Data listing
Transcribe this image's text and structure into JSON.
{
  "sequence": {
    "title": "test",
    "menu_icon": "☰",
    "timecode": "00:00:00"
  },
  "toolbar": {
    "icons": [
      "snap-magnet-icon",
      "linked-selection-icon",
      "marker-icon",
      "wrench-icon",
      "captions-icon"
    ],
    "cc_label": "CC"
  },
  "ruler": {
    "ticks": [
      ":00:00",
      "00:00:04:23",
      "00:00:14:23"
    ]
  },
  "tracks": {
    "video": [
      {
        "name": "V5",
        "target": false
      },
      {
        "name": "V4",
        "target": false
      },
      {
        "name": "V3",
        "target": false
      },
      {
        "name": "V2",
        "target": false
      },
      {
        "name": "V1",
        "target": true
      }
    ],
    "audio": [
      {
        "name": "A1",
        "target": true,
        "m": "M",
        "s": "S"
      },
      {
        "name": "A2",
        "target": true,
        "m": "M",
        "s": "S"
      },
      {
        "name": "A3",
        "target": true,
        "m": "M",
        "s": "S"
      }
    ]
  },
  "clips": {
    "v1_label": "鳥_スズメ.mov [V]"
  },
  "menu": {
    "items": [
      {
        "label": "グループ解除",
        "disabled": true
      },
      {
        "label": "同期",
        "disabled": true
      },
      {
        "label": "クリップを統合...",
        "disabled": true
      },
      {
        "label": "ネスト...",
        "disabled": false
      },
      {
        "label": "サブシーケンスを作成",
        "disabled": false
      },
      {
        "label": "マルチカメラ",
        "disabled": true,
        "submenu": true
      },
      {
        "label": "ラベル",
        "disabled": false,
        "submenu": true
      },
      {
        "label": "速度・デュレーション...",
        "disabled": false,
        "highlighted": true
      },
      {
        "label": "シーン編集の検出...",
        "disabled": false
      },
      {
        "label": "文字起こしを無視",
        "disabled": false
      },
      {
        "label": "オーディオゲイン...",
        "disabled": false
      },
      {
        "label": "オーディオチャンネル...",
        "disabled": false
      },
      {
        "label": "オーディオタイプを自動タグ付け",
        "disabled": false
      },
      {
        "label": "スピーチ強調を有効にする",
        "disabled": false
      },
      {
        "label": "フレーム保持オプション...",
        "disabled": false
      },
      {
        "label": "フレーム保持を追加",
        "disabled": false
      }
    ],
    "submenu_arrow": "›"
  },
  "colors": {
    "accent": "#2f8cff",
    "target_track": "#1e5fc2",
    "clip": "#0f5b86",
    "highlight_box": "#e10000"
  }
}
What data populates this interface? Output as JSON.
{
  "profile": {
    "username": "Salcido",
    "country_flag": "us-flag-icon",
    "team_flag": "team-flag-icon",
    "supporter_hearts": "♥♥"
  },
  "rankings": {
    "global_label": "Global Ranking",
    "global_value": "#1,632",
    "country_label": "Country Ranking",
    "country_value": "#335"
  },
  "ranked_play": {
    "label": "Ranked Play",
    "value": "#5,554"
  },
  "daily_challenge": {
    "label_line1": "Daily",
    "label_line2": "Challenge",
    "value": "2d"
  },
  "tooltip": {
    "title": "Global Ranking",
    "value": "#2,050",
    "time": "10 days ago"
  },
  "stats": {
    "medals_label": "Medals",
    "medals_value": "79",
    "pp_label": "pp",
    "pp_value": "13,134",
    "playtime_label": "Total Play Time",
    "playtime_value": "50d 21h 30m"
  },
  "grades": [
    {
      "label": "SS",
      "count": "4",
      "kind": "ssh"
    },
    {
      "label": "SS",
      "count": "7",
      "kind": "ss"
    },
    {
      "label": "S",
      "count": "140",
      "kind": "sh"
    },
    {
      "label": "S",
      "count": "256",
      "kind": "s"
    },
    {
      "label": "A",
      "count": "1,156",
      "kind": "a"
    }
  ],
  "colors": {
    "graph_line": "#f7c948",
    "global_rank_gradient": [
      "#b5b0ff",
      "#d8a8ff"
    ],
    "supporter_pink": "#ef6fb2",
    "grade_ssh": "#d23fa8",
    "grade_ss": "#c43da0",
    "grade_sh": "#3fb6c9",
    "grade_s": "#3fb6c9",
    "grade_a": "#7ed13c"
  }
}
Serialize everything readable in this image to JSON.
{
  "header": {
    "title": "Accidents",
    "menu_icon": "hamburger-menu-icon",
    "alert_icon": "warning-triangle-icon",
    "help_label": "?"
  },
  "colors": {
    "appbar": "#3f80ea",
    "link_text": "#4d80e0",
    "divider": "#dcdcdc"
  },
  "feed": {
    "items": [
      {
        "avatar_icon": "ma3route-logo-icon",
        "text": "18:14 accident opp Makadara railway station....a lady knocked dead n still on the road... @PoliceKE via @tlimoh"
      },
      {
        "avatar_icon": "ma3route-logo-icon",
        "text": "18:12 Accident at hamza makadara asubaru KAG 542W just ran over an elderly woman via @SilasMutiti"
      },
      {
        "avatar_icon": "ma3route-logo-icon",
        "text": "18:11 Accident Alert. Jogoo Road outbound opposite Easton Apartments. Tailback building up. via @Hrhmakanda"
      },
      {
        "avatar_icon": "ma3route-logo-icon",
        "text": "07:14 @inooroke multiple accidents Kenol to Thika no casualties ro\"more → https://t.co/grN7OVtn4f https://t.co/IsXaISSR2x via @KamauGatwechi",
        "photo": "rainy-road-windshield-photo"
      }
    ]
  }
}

> Prompt
Above are the records; copy all of them exactly.

> Expected output
Transcribe this image's text and structure into JSON.
{
  "sequence": {
    "title": "test",
    "menu_icon": "☰",
    "timecode": "00:00:00"
  },
  "toolbar": {
    "icons": [
      "snap-magnet-icon",
      "linked-selection-icon",
      "marker-icon",
      "wrench-icon",
      "captions-icon"
    ],
    "cc_label": "CC"
  },
  "ruler": {
    "ticks": [
      ":00:00",
      "00:00:04:23",
      "00:00:14:23"
    ]
  },
  "tracks": {
    "video": [
      {
        "name": "V5",
        "target": false
      },
      {
        "name": "V4",
        "target": false
      },
      {
        "name": "V3",
        "target": false
      },
      {
        "name": "V2",
        "target": false
      },
      {
        "name": "V1",
        "target": true
      }
    ],
    "audio": [
      {
        "name": "A1",
        "target": true,
        "m": "M",
        "s": "S"
      },
      {
        "name": "A2",
        "target": true,
        "m": "M",
        "s": "S"
      },
      {
        "name": "A3",
        "target": true,
        "m": "M",
        "s": "S"
      }
    ]
  },
  "clips": {
    "v1_label": "鳥_スズメ.mov [V]"
  },
  "menu": {
    "items": [
      {
        "label": "グループ解除",
        "disabled": true
      },
      {
        "label": "同期",
        "disabled": true
      },
      {
        "label": "クリップを統合...",
        "disabled": true
      },
      {
        "label": "ネスト...",
        "disabled": false
      },
      {
        "label": "サブシーケンスを作成",
        "disabled": false
      },
      {
        "label": "マルチカメラ",
        "disabled": true,
        "submenu": true
      },
      {
        "label": "ラベル",
        "disabled": false,
        "submenu": true
      },
      {
        "label": "速度・デュレーション...",
        "disabled": false,
        "highlighted": true
      },
      {
        "label": "シーン編集の検出...",
        "disabled": false
      },
      {
        "label": "文字起こしを無視",
        "disabled": false
      },
      {
        "label": "オーディオゲイン...",
        "disabled": false
      },
      {
        "label": "オーディオチャンネル...",
        "disabled": false
      },
      {
        "label": "オーディオタイプを自動タグ付け",
        "disabled": false
      },
      {
        "label": "スピーチ強調を有効にする",
        "disabled": false
      },
      {
        "label": "フレーム保持オプション...",
        "disabled": false
      },
      {
        "label": "フレーム保持を追加",
        "disabled": false
      }
    ],
    "submenu_arrow": "›"
  },
  "colors": {
    "accent": "#2f8cff",
    "target_track": "#1e5fc2",
    "clip": "#0f5b86",
    "highlight_box": "#e10000"
  }
}
What data populates this interface? Output as JSON.
{
  "profile": {
    "username": "Salcido",
    "country_flag": "us-flag-icon",
    "team_flag": "team-flag-icon",
    "supporter_hearts": "♥♥"
  },
  "rankings": {
    "global_label": "Global Ranking",
    "global_value": "#1,632",
    "country_label": "Country Ranking",
    "country_value": "#335"
  },
  "ranked_play": {
    "label": "Ranked Play",
    "value": "#5,554"
  },
  "daily_challenge": {
    "label_line1": "Daily",
    "label_line2": "Challenge",
    "value": "2d"
  },
  "tooltip": {
    "title": "Global Ranking",
    "value": "#2,050",
    "time": "10 days ago"
  },
  "stats": {
    "medals_label": "Medals",
    "medals_value": "79",
    "pp_label": "pp",
    "pp_value": "13,134",
    "playtime_label": "Total Play Time",
    "playtime_value": "50d 21h 30m"
  },
  "grades": [
    {
      "label": "SS",
      "count": "4",
      "kind": "ssh"
    },
    {
      "label": "SS",
      "count": "7",
      "kind": "ss"
    },
    {
      "label": "S",
      "count": "140",
      "kind": "sh"
    },
    {
      "label": "S",
      "count": "256",
      "kind": "s"
    },
    {
      "label": "A",
      "count": "1,156",
      "kind": "a"
    }
  ],
  "colors": {
    "graph_line": "#f7c948",
    "global_rank_gradient": [
      "#b5b0ff",
      "#d8a8ff"
    ],
    "supporter_pink": "#ef6fb2",
    "grade_ssh": "#d23fa8",
    "grade_ss": "#c43da0",
    "grade_sh": "#3fb6c9",
    "grade_s": "#3fb6c9",
    "grade_a": "#7ed13c"
  }
}
Serialize everything readable in this image to JSON.
{
  "header": {
    "title": "Accidents",
    "menu_icon": "hamburger-menu-icon",
    "alert_icon": "warning-triangle-icon",
    "help_label": "?"
  },
  "colors": {
    "appbar": "#3f80ea",
    "link_text": "#4d80e0",
    "divider": "#dcdcdc"
  },
  "feed": {
    "items": [
      {
        "avatar_icon": "ma3route-logo-icon",
        "text": "18:14 accident opp Makadara railway station....a lady knocked dead n still on the road... @PoliceKE via @tlimoh"
      },
      {
        "avatar_icon": "ma3route-logo-icon",
        "text": "18:12 Accident at hamza makadara asubaru KAG 542W just ran over an elderly woman via @SilasMutiti"
      },
      {
        "avatar_icon": "ma3route-logo-icon",
        "text": "18:11 Accident Alert. Jogoo Road outbound opposite Easton Apartments. Tailback building up. via @Hrhmakanda"
      },
      {
        "avatar_icon": "ma3route-logo-icon",
        "text": "07:14 @inooroke multiple accidents Kenol to Thika no casualties ro\"more → https://t.co/grN7OVtn4f https://t.co/IsXaISSR2x via @KamauGatwechi",
        "photo": "rainy-road-windshield-photo"
      }
    ]
  }
}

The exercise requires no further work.